Request:
Print the full passage on residency options in Georgia and Portugal word for word.

Source excerpt:
----------
Have Georgia on your mind? The former east-bloc country has always offered long stays for tourists, allowing most passport holders (including Saffas) to stay visa-free for 365 days. It has a simplified entry form allowing people from more than 95 countries to live and work without restrictions. Once you hit the 183 days mark, you become liable for Georgia’s tax. 


In Portugal, you can get residency via marriage, family reunification, study, work, investment or retirement. If you can’t claim Portuguese ties, the D7 passive income visa is an enticing option as it offers South Africans an easier and more affordable route into the homeland of Port, pastel de nata and azulejos, the elaborately-painted blue and white tiles.

Applicants also do not have to commit to purchasing a property or investing directly in the country, explained Sovereign Trust consultant Dani van Vuuren.

The D7 offers several benefits: it allows applicants to take up employment in Portugal and it gives applicants and their families a foothold in Europe, allowing them to travel without a visa throughout the Schengen Zone. The D7 is valid for an initial two-year period, after which it can be renewed for an additional three years. If you stay for five years, provided you are proficient in Portuguese, you will be eligible to apply for permanent residency.

There are other conditions, said Van Vuuren: Applicants will have to meet the minimum passive income level of €8,460 a year, with additional income requirements for spouses and dependent parents, and they have to live in the country for at least 183 days per year.
----------
Data supplied:
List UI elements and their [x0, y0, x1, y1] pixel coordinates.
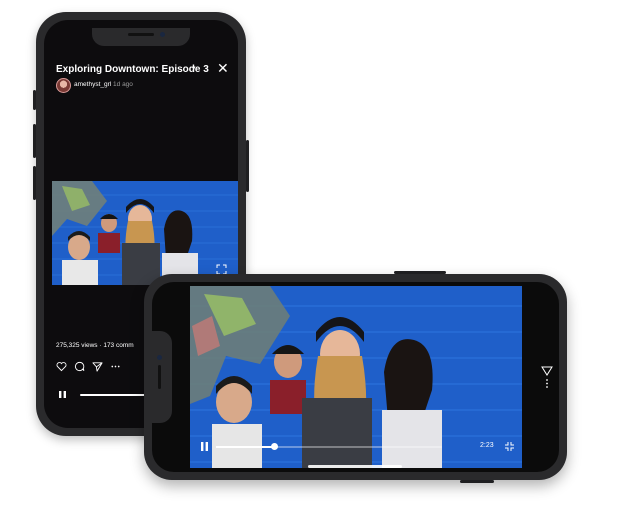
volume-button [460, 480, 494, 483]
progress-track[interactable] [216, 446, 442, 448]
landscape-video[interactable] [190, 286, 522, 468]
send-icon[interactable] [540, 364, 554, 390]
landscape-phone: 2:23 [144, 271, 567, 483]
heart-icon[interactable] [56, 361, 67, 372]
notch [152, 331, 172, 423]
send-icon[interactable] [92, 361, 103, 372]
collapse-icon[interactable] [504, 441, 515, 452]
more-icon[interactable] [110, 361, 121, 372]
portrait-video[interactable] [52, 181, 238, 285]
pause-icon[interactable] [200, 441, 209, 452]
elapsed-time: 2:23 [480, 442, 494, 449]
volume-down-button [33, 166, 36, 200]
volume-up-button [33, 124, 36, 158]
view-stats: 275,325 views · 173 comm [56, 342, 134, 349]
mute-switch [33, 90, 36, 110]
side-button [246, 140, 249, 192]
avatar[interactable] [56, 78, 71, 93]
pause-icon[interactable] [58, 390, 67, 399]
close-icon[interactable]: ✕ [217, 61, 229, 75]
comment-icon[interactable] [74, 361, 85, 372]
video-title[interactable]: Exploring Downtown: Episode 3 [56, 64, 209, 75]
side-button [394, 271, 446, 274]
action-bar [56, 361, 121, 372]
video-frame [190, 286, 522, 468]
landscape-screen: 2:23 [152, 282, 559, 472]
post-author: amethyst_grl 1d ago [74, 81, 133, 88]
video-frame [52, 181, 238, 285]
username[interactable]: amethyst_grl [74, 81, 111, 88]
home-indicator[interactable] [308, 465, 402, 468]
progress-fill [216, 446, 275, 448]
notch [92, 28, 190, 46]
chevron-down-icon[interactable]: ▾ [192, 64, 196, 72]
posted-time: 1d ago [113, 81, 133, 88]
----------
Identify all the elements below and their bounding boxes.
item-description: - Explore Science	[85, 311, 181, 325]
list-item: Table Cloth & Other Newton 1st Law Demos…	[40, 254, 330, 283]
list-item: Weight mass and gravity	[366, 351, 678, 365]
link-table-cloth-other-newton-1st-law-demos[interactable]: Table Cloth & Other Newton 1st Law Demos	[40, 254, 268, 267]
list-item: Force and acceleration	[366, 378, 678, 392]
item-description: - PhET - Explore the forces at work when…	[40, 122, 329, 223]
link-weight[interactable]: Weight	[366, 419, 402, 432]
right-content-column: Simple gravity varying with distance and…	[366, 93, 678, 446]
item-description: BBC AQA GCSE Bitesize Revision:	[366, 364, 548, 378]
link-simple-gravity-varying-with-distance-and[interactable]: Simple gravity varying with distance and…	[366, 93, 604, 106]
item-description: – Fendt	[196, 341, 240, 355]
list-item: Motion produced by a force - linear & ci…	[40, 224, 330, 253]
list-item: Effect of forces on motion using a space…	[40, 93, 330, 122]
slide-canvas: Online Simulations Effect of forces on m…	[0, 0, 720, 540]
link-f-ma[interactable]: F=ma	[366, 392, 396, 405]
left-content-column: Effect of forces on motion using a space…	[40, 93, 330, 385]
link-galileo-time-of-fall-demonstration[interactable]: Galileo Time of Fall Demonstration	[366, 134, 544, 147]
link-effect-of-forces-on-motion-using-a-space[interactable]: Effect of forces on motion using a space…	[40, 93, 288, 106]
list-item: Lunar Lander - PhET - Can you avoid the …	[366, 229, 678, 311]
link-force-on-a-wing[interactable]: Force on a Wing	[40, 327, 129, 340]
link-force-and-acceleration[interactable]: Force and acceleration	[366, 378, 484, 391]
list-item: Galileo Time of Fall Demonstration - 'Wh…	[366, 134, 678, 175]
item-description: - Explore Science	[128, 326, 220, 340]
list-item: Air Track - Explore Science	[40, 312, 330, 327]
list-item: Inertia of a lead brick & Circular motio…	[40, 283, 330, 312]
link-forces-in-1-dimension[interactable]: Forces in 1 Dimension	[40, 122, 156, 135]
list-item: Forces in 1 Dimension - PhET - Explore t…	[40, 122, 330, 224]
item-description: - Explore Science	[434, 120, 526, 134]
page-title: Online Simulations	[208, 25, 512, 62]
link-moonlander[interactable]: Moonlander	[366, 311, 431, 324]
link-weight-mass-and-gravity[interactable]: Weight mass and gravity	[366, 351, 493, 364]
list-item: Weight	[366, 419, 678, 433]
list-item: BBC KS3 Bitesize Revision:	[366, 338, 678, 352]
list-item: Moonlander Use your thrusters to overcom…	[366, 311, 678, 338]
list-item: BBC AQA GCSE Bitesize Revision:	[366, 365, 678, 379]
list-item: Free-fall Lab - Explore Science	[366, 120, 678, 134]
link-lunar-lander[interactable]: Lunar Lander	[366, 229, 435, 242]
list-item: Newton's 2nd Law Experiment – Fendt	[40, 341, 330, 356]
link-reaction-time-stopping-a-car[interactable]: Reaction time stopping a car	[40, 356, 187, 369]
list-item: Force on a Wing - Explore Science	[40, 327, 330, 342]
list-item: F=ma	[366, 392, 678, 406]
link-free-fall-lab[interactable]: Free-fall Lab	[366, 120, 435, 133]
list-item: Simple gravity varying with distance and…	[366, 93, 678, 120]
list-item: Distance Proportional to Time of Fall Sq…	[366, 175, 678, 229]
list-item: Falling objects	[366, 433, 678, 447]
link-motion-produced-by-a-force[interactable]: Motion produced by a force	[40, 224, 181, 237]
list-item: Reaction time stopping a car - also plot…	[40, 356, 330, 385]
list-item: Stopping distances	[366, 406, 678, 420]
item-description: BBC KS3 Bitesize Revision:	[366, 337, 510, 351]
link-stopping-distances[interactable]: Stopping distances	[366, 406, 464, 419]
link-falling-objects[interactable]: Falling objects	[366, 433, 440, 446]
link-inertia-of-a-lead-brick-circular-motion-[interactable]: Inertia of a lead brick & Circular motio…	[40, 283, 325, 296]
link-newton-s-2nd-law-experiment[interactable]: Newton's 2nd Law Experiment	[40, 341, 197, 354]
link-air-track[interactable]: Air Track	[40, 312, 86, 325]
----------
Reply to the task:
Have Georgia on your mind? The former east-bloc country has always offered long stays for tourists, allowing most passport holders (including Saffas) to stay visa-free for 365 days. It has a simplified entry form allowing people from more than 95 countries to live and work without restrictions. Once you hit the 183 days mark, you become liable for Georgia’s tax. 


In Portugal, you can get residency via marriage, family reunification, study, work, investment or retirement. If you can’t claim Portuguese ties, the D7 passive income visa is an enticing option as it offers South Africans an easier and more affordable route into the homeland of Port, pastel de nata and azulejos, the elaborately-painted blue and white tiles.

Applicants also do not have to commit to purchasing a property or investing directly in the country, explained Sovereign Trust consultant Dani van Vuuren.

The D7 offers several benefits: it allows applicants to take up employment in Portugal and it gives applicants and their families a foothold in Europe, allowing them to travel without a visa throughout the Schengen Zone. The D7 is valid for an initial two-year period, after which it can be renewed for an additional three years. If you stay for five years, provided you are proficient in Portuguese, you will be eligible to apply for permanent residency.

There are other conditions, said Van Vuuren: Applicants will have to meet the minimum passive income level of €8,460 a year, with additional income requirements for spouses and dependent parents, and they have to live in the country for at least 183 days per year.